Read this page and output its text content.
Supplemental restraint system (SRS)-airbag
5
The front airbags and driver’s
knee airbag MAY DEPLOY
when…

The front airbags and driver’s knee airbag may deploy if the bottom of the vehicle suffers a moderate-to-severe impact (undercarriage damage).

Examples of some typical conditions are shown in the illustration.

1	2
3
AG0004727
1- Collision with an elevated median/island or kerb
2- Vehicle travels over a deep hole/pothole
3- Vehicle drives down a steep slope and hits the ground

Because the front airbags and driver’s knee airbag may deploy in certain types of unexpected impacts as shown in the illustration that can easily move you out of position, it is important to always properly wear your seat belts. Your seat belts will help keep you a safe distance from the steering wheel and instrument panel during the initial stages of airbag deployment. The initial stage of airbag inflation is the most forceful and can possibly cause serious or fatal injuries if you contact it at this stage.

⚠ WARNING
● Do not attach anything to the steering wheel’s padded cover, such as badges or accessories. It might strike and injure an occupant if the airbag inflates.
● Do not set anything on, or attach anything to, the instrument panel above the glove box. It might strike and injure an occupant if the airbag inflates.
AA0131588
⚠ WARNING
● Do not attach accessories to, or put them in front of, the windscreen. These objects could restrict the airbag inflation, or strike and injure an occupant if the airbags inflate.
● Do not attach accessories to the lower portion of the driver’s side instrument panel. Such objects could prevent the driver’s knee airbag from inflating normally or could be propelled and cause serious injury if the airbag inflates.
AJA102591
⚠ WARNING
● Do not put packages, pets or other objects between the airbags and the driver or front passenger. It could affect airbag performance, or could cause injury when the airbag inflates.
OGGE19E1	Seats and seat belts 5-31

**Task details**
Pull every line containing "shown" out of the records.

**Written reply**
Examples of some typical conditions are shown in the illustration.
Because the front airbags and driver’s knee airbag may deploy in certain types of unexpected impacts as shown in the illustration that can easily move you out of position, it is important to always properly wear your seat belts. Your seat belts will help keep you a safe distance from the steering wheel and instrument panel during the initial stages of airbag deployment. The initial stage of airbag inflation is the most forceful and can possibly cause serious or fatal injuries if you contact it at this stage.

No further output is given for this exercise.